» **Work order A**
According to the passage on the Graston Technique below, what does rapidly running the instrument back and forth across the affected area create? List each thing it names.
» **Work order B**
In the passage on the Graston Technique below, what material are the specially designed tools made of?
» **Work order C**
Carry on the passage about the Graston Technique and the writer's intercostal muscle strain, picking up after its last sentence.

» **Reading passage**
Last summer I strained my intercostal muscles. I wrote about the injury and was astounded by the number of people who responded, sharing their intercostal muscle strain stories and lamenting the long, slow road to recovery. (Click through the headline below to read their comments)
I’ve since updated this post, sharing the exercises that my chiropractor taught me to help re-strengthen my intercostal muscles and overall core strength (you can find a video demonstration of the exercises on my YouTube channel).
But a recent question from a reader (as well as an overzealous core workout that tweaked those muscles yet again…) made me realize that I’d never expanded on the details of the in-office treatment I received. Treatment that I believe helped speed up my recovery time.
The Graston Technique (GT) is a trademarked form of soft tissue manipulation that uses specifically designed stainless steel tools to break up scar tissue and adhesions.
It’s performed by rapidly running the instrument back and forth across the affected area, creating heat and friction and some moderate to severe discomfort. (My treatment left my skin bruised and a bit tender; nothing compared to the pain of the original injury, though).
How exactly does the Graston Technique work?
Patented stainless steel instruments are used to “comb over” and “catch” on adhesions and scar tissue. Once the area of restriction has been identified, the instruments are used to break up the scar tissue so it can be absorbed by the body.
According to the official website of the Graston Technique (www.grastontechnique.com), GT
- separates and breaks down collagen cross-links
- separates connective tissue and muscle fibres
- increases skin temperate
- facilitates reflex changes in the the chronic muscle holding pattern (i.e., helps release chronic muscle spasms)

» **Recorded information**
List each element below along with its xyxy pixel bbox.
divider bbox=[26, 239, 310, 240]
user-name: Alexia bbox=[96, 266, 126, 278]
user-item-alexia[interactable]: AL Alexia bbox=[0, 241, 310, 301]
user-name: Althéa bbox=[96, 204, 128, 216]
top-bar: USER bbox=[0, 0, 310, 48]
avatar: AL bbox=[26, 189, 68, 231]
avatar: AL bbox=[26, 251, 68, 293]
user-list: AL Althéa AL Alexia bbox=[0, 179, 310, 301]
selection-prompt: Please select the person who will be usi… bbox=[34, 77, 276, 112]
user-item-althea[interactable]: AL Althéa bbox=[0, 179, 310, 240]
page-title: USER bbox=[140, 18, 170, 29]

» **Answer area A**
- Heat
- Friction
- Moderate to severe discomfort

» **Answer area B**
They are made of stainless steel.

» **Answer area C**
- increases blood flow to and from the affected area
- increases cellular activity in the region (thereby improving cellular regeneration and healing)
Who can perform the Graston Technique?
GT can only be performed by trained and accredited therapists including (but not limited to), registered massage therapists, physiotherapists and chiropractors.
Any evidence that GT really works?
I could find no clinical trials comparing the efficacy of GT to standard, hands-on soft tissue manipulation. Only case studies of individuals or small groups reporting the beneficial effects of a variety of treatments, including GT, active release therapy (ART), ultrasound and electrical stimulation (sometimes all rolled into a single treatment).
Some critics of the technique cite the placebo effect as a likely explanation for the many anecdotal reports of GT’s success in treating everything from plantar fasciatis to carpal tunnel syndrome.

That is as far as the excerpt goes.